═════ Raw data

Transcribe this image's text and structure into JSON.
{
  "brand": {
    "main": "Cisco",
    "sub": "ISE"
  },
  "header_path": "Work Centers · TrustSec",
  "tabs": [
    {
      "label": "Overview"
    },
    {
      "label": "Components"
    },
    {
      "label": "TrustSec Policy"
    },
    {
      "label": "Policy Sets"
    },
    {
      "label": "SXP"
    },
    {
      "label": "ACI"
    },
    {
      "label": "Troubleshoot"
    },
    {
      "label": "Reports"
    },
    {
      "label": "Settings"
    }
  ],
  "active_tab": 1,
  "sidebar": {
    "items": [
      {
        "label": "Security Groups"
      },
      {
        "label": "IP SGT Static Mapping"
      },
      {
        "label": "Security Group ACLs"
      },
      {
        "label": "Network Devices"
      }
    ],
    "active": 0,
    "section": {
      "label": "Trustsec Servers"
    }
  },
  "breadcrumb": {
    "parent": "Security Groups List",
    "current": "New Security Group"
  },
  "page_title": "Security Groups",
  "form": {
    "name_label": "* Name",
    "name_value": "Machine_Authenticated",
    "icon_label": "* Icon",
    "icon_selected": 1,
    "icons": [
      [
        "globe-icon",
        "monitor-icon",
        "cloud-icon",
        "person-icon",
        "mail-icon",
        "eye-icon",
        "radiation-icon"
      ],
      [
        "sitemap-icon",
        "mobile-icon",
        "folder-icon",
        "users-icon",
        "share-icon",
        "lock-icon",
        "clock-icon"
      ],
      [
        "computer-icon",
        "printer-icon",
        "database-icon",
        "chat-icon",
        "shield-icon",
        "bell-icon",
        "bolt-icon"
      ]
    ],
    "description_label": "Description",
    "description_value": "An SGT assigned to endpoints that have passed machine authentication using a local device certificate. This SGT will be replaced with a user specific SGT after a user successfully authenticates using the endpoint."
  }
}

══════════

**Problem:** Filter the entries and copy out every line with the word "Policy".

**Written response:**
      "label": "TrustSec Policy"
      "label": "Policy Sets"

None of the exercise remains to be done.